** START DATA SUPPLIED **

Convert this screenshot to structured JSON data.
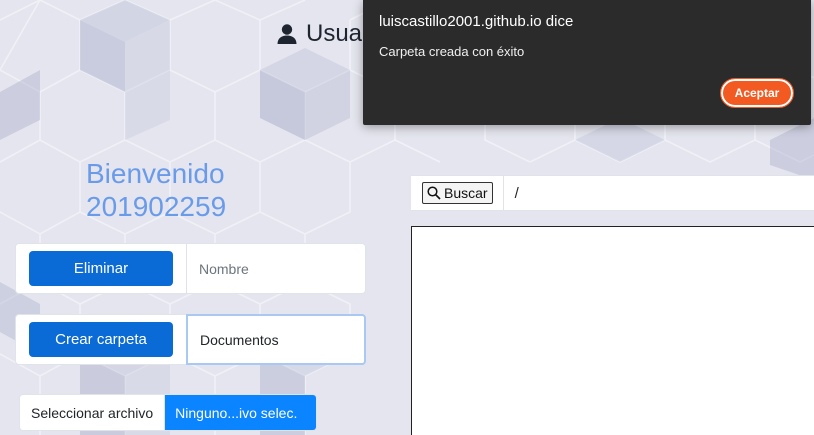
{
  "header": {
    "title_partial": "Usua"
  },
  "welcome": {
    "line1": "Bienvenido",
    "line2": "201902259"
  },
  "delete_row": {
    "button_label": "Eliminar",
    "input_placeholder": "Nombre"
  },
  "create_row": {
    "button_label": "Crear carpeta",
    "input_value": "Documentos"
  },
  "file_input": {
    "button_label": "Seleccionar archivo",
    "status_text": "Ninguno...ivo selec."
  },
  "search": {
    "button_label": "Buscar",
    "path": "/"
  },
  "dialog": {
    "title": "luiscastillo2001.github.io dice",
    "message": "Carpeta creada con éxito",
    "ok_label": "Aceptar"
  },
  "colors": {
    "accent": "#0a6bd6",
    "welcome_text": "#6a9bea",
    "file_status_bg": "#0a84ff",
    "dialog_bg": "#2b2b2b",
    "dialog_button": "#f25a22"
  }
}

** END DATA SUPPLIED **

» DIRECTIVE
Quote the material word for word, dropping any images it holds.

» CORRECT OUTPUT
Convert this screenshot to structured JSON data.
{
  "header": {
    "title_partial": "Usua"
  },
  "welcome": {
    "line1": "Bienvenido",
    "line2": "201902259"
  },
  "delete_row": {
    "button_label": "Eliminar",
    "input_placeholder": "Nombre"
  },
  "create_row": {
    "button_label": "Crear carpeta",
    "input_value": "Documentos"
  },
  "file_input": {
    "button_label": "Seleccionar archivo",
    "status_text": "Ninguno...ivo selec."
  },
  "search": {
    "button_label": "Buscar",
    "path": "/"
  },
  "dialog": {
    "title": "luiscastillo2001.github.io dice",
    "message": "Carpeta creada con éxito",
    "ok_label": "Aceptar"
  },
  "colors": {
    "accent": "#0a6bd6",
    "welcome_text": "#6a9bea",
    "file_status_bg": "#0a84ff",
    "dialog_bg": "#2b2b2b",
    "dialog_button": "#f25a22"
  }
}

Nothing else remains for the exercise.